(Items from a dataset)

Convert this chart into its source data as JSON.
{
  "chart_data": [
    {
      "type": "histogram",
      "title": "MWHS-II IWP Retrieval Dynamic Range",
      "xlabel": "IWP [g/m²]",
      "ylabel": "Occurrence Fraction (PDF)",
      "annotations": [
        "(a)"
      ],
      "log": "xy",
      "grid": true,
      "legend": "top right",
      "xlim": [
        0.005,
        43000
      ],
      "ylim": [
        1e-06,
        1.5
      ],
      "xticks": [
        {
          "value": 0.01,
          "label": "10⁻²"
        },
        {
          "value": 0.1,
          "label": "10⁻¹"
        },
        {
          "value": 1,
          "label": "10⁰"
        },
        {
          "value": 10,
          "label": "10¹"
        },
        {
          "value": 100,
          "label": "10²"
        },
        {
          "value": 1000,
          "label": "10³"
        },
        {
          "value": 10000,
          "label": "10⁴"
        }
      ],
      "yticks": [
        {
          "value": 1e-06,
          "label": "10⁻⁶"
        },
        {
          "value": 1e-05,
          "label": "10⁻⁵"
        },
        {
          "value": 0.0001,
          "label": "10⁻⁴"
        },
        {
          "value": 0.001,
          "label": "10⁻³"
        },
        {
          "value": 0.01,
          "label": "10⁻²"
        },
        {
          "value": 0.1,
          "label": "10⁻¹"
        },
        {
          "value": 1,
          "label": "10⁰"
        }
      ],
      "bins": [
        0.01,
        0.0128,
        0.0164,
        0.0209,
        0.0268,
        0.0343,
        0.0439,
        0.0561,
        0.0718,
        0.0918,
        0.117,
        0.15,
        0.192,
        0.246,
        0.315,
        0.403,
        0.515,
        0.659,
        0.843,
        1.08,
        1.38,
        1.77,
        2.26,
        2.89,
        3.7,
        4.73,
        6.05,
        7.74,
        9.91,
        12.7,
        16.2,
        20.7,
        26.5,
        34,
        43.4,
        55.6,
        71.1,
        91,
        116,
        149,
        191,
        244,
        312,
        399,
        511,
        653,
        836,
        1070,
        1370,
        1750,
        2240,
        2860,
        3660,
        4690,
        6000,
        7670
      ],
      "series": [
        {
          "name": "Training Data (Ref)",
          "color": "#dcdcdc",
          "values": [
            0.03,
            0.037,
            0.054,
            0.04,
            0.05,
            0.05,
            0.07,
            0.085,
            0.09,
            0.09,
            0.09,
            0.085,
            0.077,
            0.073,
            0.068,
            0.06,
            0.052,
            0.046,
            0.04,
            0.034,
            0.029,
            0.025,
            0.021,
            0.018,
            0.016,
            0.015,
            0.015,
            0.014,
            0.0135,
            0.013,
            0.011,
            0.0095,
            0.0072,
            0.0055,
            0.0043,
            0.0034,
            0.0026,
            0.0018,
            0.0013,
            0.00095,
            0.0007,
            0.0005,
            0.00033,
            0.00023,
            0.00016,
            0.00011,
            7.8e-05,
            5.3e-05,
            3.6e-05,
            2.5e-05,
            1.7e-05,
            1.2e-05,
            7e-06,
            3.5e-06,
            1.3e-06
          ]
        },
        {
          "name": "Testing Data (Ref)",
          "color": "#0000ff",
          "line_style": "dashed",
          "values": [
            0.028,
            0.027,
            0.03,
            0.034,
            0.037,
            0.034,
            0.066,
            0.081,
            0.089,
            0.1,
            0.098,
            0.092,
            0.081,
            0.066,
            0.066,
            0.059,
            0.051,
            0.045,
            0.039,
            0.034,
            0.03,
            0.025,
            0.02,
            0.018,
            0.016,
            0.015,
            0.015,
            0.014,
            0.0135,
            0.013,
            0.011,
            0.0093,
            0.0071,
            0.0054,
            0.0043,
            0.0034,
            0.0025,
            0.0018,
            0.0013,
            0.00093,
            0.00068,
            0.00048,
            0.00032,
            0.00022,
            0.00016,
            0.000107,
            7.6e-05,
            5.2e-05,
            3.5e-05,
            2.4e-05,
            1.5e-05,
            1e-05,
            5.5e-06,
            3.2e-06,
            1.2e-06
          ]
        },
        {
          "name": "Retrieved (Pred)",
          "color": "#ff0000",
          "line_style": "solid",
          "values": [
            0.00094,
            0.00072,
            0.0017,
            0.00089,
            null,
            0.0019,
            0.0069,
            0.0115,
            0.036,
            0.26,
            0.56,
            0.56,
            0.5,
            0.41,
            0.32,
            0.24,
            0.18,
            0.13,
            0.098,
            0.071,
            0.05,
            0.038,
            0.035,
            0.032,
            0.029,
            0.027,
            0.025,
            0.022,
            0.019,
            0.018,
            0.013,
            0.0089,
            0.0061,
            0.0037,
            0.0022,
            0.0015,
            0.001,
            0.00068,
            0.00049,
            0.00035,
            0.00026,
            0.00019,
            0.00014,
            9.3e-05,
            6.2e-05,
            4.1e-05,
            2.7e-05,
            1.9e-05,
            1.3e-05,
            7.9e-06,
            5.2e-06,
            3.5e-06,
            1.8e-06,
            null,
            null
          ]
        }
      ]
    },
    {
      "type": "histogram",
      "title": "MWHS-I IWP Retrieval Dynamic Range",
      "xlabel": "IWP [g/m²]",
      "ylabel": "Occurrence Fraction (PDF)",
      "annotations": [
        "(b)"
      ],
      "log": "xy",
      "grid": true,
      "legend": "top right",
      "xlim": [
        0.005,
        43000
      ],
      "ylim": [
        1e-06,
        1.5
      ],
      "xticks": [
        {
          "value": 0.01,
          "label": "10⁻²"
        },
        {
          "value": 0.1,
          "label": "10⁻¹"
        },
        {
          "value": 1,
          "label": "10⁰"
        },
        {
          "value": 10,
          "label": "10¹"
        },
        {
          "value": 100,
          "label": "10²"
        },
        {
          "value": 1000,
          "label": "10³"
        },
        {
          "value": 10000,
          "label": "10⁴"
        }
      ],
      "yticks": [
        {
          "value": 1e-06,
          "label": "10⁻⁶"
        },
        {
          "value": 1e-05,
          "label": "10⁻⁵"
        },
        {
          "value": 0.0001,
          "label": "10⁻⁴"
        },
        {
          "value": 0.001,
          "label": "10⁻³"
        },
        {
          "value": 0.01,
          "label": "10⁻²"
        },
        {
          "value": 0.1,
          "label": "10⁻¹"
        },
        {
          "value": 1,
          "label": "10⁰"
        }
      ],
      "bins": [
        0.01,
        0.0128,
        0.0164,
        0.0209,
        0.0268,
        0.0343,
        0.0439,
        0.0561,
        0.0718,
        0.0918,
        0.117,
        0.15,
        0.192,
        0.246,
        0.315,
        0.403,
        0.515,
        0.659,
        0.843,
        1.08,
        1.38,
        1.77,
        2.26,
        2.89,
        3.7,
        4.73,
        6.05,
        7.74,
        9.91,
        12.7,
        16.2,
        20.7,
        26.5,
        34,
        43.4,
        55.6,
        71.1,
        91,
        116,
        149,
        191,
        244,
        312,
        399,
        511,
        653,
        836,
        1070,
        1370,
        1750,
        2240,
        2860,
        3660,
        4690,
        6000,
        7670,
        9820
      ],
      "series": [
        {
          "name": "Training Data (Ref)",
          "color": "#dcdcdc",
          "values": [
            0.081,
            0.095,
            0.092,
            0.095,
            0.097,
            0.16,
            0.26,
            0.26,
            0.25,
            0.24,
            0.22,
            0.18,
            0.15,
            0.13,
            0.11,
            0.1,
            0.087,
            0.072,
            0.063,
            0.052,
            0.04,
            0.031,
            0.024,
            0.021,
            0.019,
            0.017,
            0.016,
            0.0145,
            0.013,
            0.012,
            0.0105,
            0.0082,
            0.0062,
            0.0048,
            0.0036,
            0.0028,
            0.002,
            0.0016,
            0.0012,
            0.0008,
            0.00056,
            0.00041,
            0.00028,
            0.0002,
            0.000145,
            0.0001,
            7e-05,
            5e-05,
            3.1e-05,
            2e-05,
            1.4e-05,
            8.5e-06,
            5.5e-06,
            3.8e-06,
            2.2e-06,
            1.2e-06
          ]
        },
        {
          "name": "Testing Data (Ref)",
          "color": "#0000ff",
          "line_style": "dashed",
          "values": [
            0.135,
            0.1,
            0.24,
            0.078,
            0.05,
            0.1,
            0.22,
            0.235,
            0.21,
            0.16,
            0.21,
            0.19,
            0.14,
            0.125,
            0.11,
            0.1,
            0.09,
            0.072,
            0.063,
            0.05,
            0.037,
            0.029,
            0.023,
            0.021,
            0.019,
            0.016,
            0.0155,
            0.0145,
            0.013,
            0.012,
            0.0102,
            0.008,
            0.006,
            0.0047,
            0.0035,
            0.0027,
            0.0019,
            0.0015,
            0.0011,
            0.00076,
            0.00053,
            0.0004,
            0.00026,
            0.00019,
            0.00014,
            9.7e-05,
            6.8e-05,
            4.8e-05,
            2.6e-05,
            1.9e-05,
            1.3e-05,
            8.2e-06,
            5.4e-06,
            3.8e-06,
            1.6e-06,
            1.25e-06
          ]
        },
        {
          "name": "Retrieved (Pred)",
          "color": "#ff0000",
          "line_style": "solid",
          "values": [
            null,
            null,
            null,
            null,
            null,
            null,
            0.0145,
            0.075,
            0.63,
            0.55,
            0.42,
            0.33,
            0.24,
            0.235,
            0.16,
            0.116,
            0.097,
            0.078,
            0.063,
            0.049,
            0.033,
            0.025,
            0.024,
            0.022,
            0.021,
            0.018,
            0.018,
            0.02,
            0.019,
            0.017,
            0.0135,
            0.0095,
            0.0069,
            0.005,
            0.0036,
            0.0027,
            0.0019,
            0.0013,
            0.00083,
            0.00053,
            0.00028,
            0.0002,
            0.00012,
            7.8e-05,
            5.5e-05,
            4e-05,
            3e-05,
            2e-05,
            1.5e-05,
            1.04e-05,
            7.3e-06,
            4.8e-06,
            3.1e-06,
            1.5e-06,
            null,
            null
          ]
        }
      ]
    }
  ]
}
--
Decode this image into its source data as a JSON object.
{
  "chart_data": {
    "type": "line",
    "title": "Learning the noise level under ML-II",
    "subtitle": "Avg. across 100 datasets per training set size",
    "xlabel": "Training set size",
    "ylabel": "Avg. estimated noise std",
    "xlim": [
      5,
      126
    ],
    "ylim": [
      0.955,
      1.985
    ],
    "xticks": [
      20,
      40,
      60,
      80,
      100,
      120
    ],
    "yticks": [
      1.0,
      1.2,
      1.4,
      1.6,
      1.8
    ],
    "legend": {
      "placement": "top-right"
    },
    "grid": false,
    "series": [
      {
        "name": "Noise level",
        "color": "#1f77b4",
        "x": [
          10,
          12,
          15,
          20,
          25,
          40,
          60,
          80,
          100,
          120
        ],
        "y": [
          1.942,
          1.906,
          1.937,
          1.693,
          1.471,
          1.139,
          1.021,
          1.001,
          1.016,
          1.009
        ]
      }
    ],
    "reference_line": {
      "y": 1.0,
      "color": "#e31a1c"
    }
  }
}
--
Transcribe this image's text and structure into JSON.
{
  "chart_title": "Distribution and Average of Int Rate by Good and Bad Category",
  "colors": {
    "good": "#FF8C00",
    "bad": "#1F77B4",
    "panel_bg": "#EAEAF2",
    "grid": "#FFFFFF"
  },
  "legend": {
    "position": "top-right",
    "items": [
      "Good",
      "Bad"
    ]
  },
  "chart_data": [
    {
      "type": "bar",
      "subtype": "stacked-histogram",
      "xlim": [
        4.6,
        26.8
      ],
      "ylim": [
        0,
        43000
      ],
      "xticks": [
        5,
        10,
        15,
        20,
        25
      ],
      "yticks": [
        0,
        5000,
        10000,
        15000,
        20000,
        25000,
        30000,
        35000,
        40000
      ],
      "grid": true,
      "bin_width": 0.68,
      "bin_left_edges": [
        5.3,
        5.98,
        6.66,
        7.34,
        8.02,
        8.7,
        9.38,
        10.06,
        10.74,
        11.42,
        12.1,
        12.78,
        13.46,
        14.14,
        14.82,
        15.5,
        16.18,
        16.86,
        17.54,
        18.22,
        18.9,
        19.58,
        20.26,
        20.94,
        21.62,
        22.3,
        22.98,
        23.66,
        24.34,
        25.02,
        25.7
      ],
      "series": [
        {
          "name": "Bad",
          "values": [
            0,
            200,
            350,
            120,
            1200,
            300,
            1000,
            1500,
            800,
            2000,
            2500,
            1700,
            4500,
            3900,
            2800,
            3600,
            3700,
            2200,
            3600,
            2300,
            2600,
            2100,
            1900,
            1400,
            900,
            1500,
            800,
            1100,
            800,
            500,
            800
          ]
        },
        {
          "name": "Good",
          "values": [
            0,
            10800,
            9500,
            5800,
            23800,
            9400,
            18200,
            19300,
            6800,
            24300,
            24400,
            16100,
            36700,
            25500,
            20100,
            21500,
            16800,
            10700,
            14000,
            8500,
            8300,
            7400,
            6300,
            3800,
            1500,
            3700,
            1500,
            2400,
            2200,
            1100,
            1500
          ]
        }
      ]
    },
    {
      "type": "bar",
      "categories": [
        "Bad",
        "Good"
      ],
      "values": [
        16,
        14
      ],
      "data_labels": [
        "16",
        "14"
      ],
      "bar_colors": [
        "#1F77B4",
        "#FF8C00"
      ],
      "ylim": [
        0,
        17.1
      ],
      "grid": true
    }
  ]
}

- WHAT TO WORK ON: Locate each line containing the string "this" and show it.

- THE OUTPUT:
Convert this chart into its source data as JSON.
Decode this image into its source data as a JSON object.
Transcribe this image's text and structure into JSON.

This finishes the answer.